## RECORDS SUPPLIED
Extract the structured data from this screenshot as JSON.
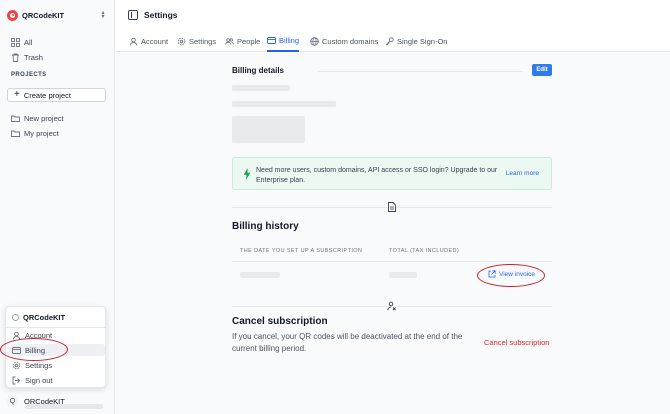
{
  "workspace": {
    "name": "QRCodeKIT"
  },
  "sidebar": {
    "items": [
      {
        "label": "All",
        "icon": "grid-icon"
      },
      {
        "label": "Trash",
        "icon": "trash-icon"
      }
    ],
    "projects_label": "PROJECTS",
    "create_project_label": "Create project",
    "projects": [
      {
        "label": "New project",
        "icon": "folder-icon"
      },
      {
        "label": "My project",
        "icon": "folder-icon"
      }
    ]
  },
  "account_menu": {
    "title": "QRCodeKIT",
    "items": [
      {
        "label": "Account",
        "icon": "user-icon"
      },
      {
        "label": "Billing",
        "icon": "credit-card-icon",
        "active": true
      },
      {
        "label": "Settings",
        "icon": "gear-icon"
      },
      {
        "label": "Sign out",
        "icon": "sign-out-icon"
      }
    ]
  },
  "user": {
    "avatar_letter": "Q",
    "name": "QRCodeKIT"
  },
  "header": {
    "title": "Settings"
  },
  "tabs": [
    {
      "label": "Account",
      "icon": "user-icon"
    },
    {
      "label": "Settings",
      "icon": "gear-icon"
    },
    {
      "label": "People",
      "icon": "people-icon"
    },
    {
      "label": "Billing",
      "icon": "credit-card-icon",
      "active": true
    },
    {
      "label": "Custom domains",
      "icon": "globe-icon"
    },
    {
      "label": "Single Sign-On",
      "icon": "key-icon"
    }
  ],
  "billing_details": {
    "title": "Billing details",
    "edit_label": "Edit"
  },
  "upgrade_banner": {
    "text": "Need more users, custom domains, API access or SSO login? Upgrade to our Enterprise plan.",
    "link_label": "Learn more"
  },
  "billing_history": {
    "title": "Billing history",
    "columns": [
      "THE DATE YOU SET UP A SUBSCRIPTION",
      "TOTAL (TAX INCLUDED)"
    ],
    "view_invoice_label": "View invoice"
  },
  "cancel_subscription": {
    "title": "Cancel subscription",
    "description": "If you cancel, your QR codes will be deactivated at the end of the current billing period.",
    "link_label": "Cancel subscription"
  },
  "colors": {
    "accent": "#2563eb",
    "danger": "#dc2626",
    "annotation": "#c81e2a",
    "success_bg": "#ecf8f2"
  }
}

## WORK REQUIRED
Consider the entries above and return each line with the string "more".

## OUTPUT
    "text": "Need more users, custom domains, API access or SSO login? Upgrade to our Enterprise plan.",
    "link_label": "Learn more"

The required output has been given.